**Problem statement:** Leave out the pictures and repeat every record exactly.
(begin)
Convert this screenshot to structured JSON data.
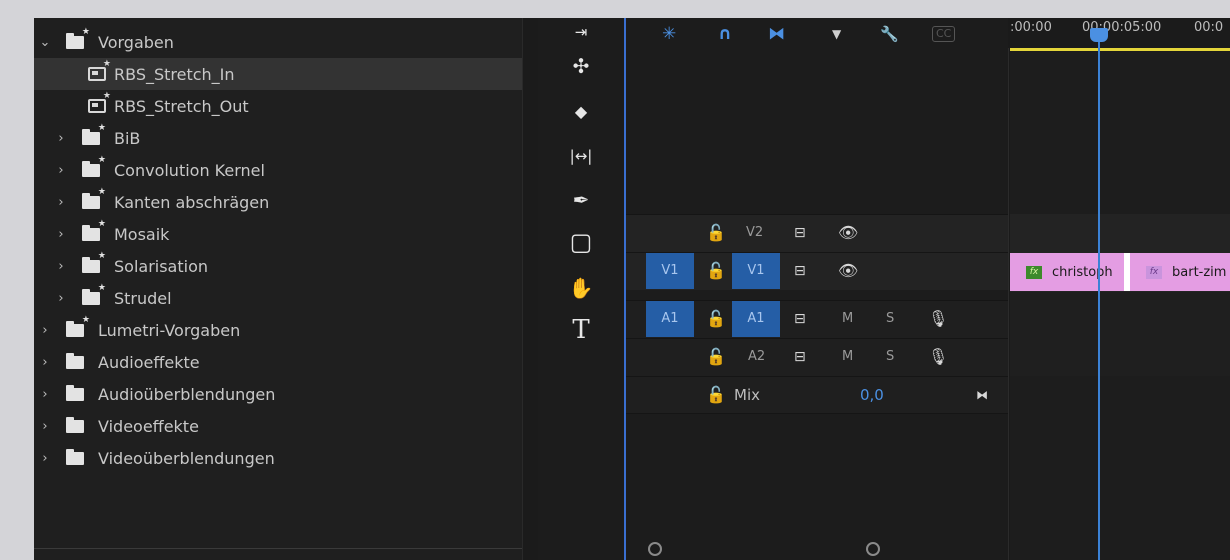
{
  "effects": {
    "items": [
      {
        "label": "Vorgaben",
        "chev": "⌄",
        "icon": "preset-folder-icon",
        "indent": 0
      },
      {
        "label": "RBS_Stretch_In",
        "chev": "",
        "icon": "preset-icon",
        "indent": 2
      },
      {
        "label": "RBS_Stretch_Out",
        "chev": "",
        "icon": "preset-icon",
        "indent": 2
      },
      {
        "label": "BiB",
        "chev": "›",
        "icon": "preset-folder-icon",
        "indent": 1
      },
      {
        "label": "Convolution Kernel",
        "chev": "›",
        "icon": "preset-folder-icon",
        "indent": 1
      },
      {
        "label": "Kanten abschrägen",
        "chev": "›",
        "icon": "preset-folder-icon",
        "indent": 1
      },
      {
        "label": "Mosaik",
        "chev": "›",
        "icon": "preset-folder-icon",
        "indent": 1
      },
      {
        "label": "Solarisation",
        "chev": "›",
        "icon": "preset-folder-icon",
        "indent": 1
      },
      {
        "label": "Strudel",
        "chev": "›",
        "icon": "preset-folder-icon",
        "indent": 1
      },
      {
        "label": "Lumetri-Vorgaben",
        "chev": "›",
        "icon": "preset-folder-icon",
        "indent": 0
      },
      {
        "label": "Audioeffekte",
        "chev": "›",
        "icon": "folder-icon",
        "indent": 0
      },
      {
        "label": "Audioüberblendungen",
        "chev": "›",
        "icon": "folder-icon",
        "indent": 0
      },
      {
        "label": "Videoeffekte",
        "chev": "›",
        "icon": "folder-icon",
        "indent": 0
      },
      {
        "label": "Videoüberblendungen",
        "chev": "›",
        "icon": "folder-icon",
        "indent": 0
      }
    ]
  },
  "tools": {
    "items": [
      {
        "name": "track-select-tool-icon",
        "glyph": "⇥"
      },
      {
        "name": "ripple-edit-tool-icon",
        "glyph": "✣"
      },
      {
        "name": "razor-tool-icon",
        "glyph": "◆"
      },
      {
        "name": "slip-tool-icon",
        "glyph": "|↔|"
      },
      {
        "name": "pen-tool-icon",
        "glyph": "✒"
      },
      {
        "name": "rectangle-tool-icon",
        "glyph": "▢"
      },
      {
        "name": "hand-tool-icon",
        "glyph": "✋"
      },
      {
        "name": "type-tool-icon",
        "glyph": "T"
      }
    ]
  },
  "timeline": {
    "toolbar_icons": [
      {
        "name": "snap-icon",
        "glyph": "✳",
        "color": "#4b90e2"
      },
      {
        "name": "magnet-icon",
        "glyph": "∩",
        "color": "#4b90e2"
      },
      {
        "name": "linked-selection-icon",
        "glyph": "⧓",
        "color": "#4b90e2"
      },
      {
        "name": "marker-icon",
        "glyph": "▼",
        "color": "#cfcfcf"
      },
      {
        "name": "wrench-icon",
        "glyph": "🔧",
        "color": "#cfcfcf"
      },
      {
        "name": "captions-icon",
        "glyph": "CC",
        "color": "#555555"
      }
    ],
    "ruler": {
      "left_time": ":00:00",
      "mid_time": "00:00:05:00",
      "right_time": "00:0"
    },
    "tracks": {
      "v2": {
        "target": "",
        "name": "V2"
      },
      "v1": {
        "target": "V1",
        "name": "V1"
      },
      "a1": {
        "target": "A1",
        "name": "A1",
        "mute": "M",
        "solo": "S"
      },
      "a2": {
        "target": "",
        "name": "A2",
        "mute": "M",
        "solo": "S"
      },
      "mix": {
        "name": "Mix",
        "value": "0,0"
      }
    },
    "clips": [
      {
        "label": "christoph",
        "fx": "fx"
      },
      {
        "label": "bart-zim",
        "fx": "fx"
      }
    ],
    "colors": {
      "clip": "#e49de3",
      "playhead": "#3b82d6",
      "target_on": "#255ea6",
      "work_area": "#e4d53a"
    }
  }
}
(end)
**Result of the exercise:**
Convert this screenshot to structured JSON data.
{
  "effects": {
    "items": [
      {
        "label": "Vorgaben",
        "chev": "⌄",
        "icon": "preset-folder-icon",
        "indent": 0
      },
      {
        "label": "RBS_Stretch_In",
        "chev": "",
        "icon": "preset-icon",
        "indent": 2
      },
      {
        "label": "RBS_Stretch_Out",
        "chev": "",
        "icon": "preset-icon",
        "indent": 2
      },
      {
        "label": "BiB",
        "chev": "›",
        "icon": "preset-folder-icon",
        "indent": 1
      },
      {
        "label": "Convolution Kernel",
        "chev": "›",
        "icon": "preset-folder-icon",
        "indent": 1
      },
      {
        "label": "Kanten abschrägen",
        "chev": "›",
        "icon": "preset-folder-icon",
        "indent": 1
      },
      {
        "label": "Mosaik",
        "chev": "›",
        "icon": "preset-folder-icon",
        "indent": 1
      },
      {
        "label": "Solarisation",
        "chev": "›",
        "icon": "preset-folder-icon",
        "indent": 1
      },
      {
        "label": "Strudel",
        "chev": "›",
        "icon": "preset-folder-icon",
        "indent": 1
      },
      {
        "label": "Lumetri-Vorgaben",
        "chev": "›",
        "icon": "preset-folder-icon",
        "indent": 0
      },
      {
        "label": "Audioeffekte",
        "chev": "›",
        "icon": "folder-icon",
        "indent": 0
      },
      {
        "label": "Audioüberblendungen",
        "chev": "›",
        "icon": "folder-icon",
        "indent": 0
      },
      {
        "label": "Videoeffekte",
        "chev": "›",
        "icon": "folder-icon",
        "indent": 0
      },
      {
        "label": "Videoüberblendungen",
        "chev": "›",
        "icon": "folder-icon",
        "indent": 0
      }
    ]
  },
  "tools": {
    "items": [
      {
        "name": "track-select-tool-icon",
        "glyph": "⇥"
      },
      {
        "name": "ripple-edit-tool-icon",
        "glyph": "✣"
      },
      {
        "name": "razor-tool-icon",
        "glyph": "◆"
      },
      {
        "name": "slip-tool-icon",
        "glyph": "|↔|"
      },
      {
        "name": "pen-tool-icon",
        "glyph": "✒"
      },
      {
        "name": "rectangle-tool-icon",
        "glyph": "▢"
      },
      {
        "name": "hand-tool-icon",
        "glyph": "✋"
      },
      {
        "name": "type-tool-icon",
        "glyph": "T"
      }
    ]
  },
  "timeline": {
    "toolbar_icons": [
      {
        "name": "snap-icon",
        "glyph": "✳",
        "color": "#4b90e2"
      },
      {
        "name": "magnet-icon",
        "glyph": "∩",
        "color": "#4b90e2"
      },
      {
        "name": "linked-selection-icon",
        "glyph": "⧓",
        "color": "#4b90e2"
      },
      {
        "name": "marker-icon",
        "glyph": "▼",
        "color": "#cfcfcf"
      },
      {
        "name": "wrench-icon",
        "glyph": "🔧",
        "color": "#cfcfcf"
      },
      {
        "name": "captions-icon",
        "glyph": "CC",
        "color": "#555555"
      }
    ],
    "ruler": {
      "left_time": ":00:00",
      "mid_time": "00:00:05:00",
      "right_time": "00:0"
    },
    "tracks": {
      "v2": {
        "target": "",
        "name": "V2"
      },
      "v1": {
        "target": "V1",
        "name": "V1"
      },
      "a1": {
        "target": "A1",
        "name": "A1",
        "mute": "M",
        "solo": "S"
      },
      "a2": {
        "target": "",
        "name": "A2",
        "mute": "M",
        "solo": "S"
      },
      "mix": {
        "name": "Mix",
        "value": "0,0"
      }
    },
    "clips": [
      {
        "label": "christoph",
        "fx": "fx"
      },
      {
        "label": "bart-zim",
        "fx": "fx"
      }
    ],
    "colors": {
      "clip": "#e49de3",
      "playhead": "#3b82d6",
      "target_on": "#255ea6",
      "work_area": "#e4d53a"
    }
  }
}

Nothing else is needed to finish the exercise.